Work instructions: Write out the whole listing again, exactly.

Raw data:
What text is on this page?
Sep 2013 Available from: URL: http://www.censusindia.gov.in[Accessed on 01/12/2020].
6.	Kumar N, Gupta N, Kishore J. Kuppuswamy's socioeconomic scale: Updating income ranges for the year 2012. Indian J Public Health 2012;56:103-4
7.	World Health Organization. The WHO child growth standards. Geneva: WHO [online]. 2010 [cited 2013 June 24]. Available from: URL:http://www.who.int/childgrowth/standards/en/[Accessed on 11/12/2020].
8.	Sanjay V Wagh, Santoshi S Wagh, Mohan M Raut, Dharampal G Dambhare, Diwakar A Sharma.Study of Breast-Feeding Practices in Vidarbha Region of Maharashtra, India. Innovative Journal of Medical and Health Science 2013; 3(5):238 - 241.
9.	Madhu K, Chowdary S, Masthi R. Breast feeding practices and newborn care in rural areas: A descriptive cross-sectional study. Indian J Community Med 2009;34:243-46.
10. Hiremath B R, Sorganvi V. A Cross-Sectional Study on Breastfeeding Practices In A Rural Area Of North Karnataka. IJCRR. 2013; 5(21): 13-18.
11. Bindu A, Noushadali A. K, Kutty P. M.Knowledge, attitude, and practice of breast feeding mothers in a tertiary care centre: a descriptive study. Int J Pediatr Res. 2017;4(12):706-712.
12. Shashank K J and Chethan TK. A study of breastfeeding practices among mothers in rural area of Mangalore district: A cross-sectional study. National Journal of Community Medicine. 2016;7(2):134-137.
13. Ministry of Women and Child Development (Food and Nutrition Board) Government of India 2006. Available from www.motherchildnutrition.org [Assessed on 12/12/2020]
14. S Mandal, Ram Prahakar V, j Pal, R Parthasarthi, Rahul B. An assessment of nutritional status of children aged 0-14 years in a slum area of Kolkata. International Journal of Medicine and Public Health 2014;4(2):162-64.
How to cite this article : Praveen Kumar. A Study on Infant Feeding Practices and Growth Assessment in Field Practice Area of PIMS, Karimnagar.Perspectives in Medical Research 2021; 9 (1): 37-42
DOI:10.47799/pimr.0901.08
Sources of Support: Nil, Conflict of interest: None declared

Problem solution:
What text is on this page?
Sep 2013 Available from: URL: http://www.censusindia.gov.in[Accessed on 01/12/2020].
6.	Kumar N, Gupta N, Kishore J. Kuppuswamy's socioeconomic scale: Updating income ranges for the year 2012. Indian J Public Health 2012;56:103-4
7.	World Health Organization. The WHO child growth standards. Geneva: WHO [online]. 2010 [cited 2013 June 24]. Available from: URL:http://www.who.int/childgrowth/standards/en/[Accessed on 11/12/2020].
8.	Sanjay V Wagh, Santoshi S Wagh, Mohan M Raut, Dharampal G Dambhare, Diwakar A Sharma.Study of Breast-Feeding Practices in Vidarbha Region of Maharashtra, India. Innovative Journal of Medical and Health Science 2013; 3(5):238 - 241.
9.	Madhu K, Chowdary S, Masthi R. Breast feeding practices and newborn care in rural areas: A descriptive cross-sectional study. Indian J Community Med 2009;34:243-46.
10. Hiremath B R, Sorganvi V. A Cross-Sectional Study on Breastfeeding Practices In A Rural Area Of North Karnataka. IJCRR. 2013; 5(21): 13-18.
11. Bindu A, Noushadali A. K, Kutty P. M.Knowledge, attitude, and practice of breast feeding mothers in a tertiary care centre: a descriptive study. Int J Pediatr Res. 2017;4(12):706-712.
12. Shashank K J and Chethan TK. A study of breastfeeding practices among mothers in rural area of Mangalore district: A cross-sectional study. National Journal of Community Medicine. 2016;7(2):134-137.
13. Ministry of Women and Child Development (Food and Nutrition Board) Government of India 2006. Available from www.motherchildnutrition.org [Assessed on 12/12/2020]
14. S Mandal, Ram Prahakar V, j Pal, R Parthasarthi, Rahul B. An assessment of nutritional status of children aged 0-14 years in a slum area of Kolkata. International Journal of Medicine and Public Health 2014;4(2):162-64.
How to cite this article : Praveen Kumar. A Study on Infant Feeding Practices and Growth Assessment in Field Practice Area of PIMS, Karimnagar.Perspectives in Medical Research 2021; 9 (1): 37-42
DOI:10.47799/pimr.0901.08
Sources of Support: Nil, Conflict of interest: None declared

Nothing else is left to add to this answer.